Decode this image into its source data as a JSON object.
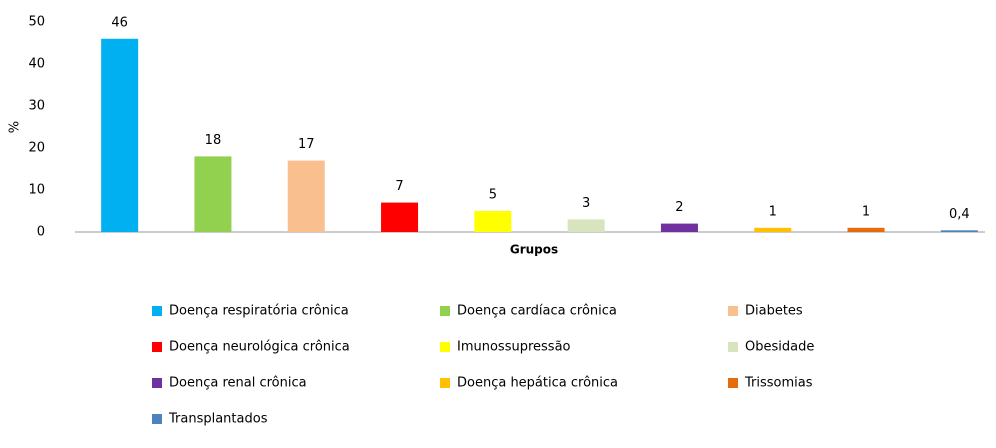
{
  "chart_data": {
    "type": "bar",
    "y_label": "%",
    "x_label": "Grupos",
    "series": [
      {
        "name": "Doença respiratória crônica",
        "color": "#00b0f0",
        "values": [
          46
        ]
      },
      {
        "name": "Doença cardíaca crônica",
        "color": "#92d050",
        "values": [
          18
        ]
      },
      {
        "name": "Diabetes",
        "color": "#fabf8f",
        "values": [
          17
        ]
      },
      {
        "name": "Doença neurológica crônica",
        "color": "#ff0000",
        "values": [
          7
        ]
      },
      {
        "name": "Imunossupressão",
        "color": "#ffff00",
        "values": [
          5
        ]
      },
      {
        "name": "Obesidade",
        "color": "#d7e4bd",
        "values": [
          3
        ]
      },
      {
        "name": "Doença renal crônica",
        "color": "#7030a0",
        "values": [
          2
        ]
      },
      {
        "name": "Doença hepática crônica",
        "color": "#ffc000",
        "values": [
          1
        ]
      },
      {
        "name": "Trissomias",
        "color": "#e46c0a",
        "values": [
          1
        ]
      },
      {
        "name": "Transplantados",
        "color": "#4f81bd",
        "values": [
          0.4
        ],
        "value_labels": [
          "0,4"
        ]
      }
    ],
    "ylim": [
      0,
      50
    ],
    "yticks": [
      0,
      10,
      20,
      30,
      40,
      50
    ],
    "grid": false,
    "legend": "bottom"
  }
}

______

• _SHORT PROBLEM_
Collect each line above holding the string "crônica".

• _TASK RESULT_
        "name": "Doença respiratória crônica",
        "name": "Doença cardíaca crônica",
        "name": "Doença neurológica crônica",
        "name": "Doença renal crônica",
        "name": "Doença hepática crônica",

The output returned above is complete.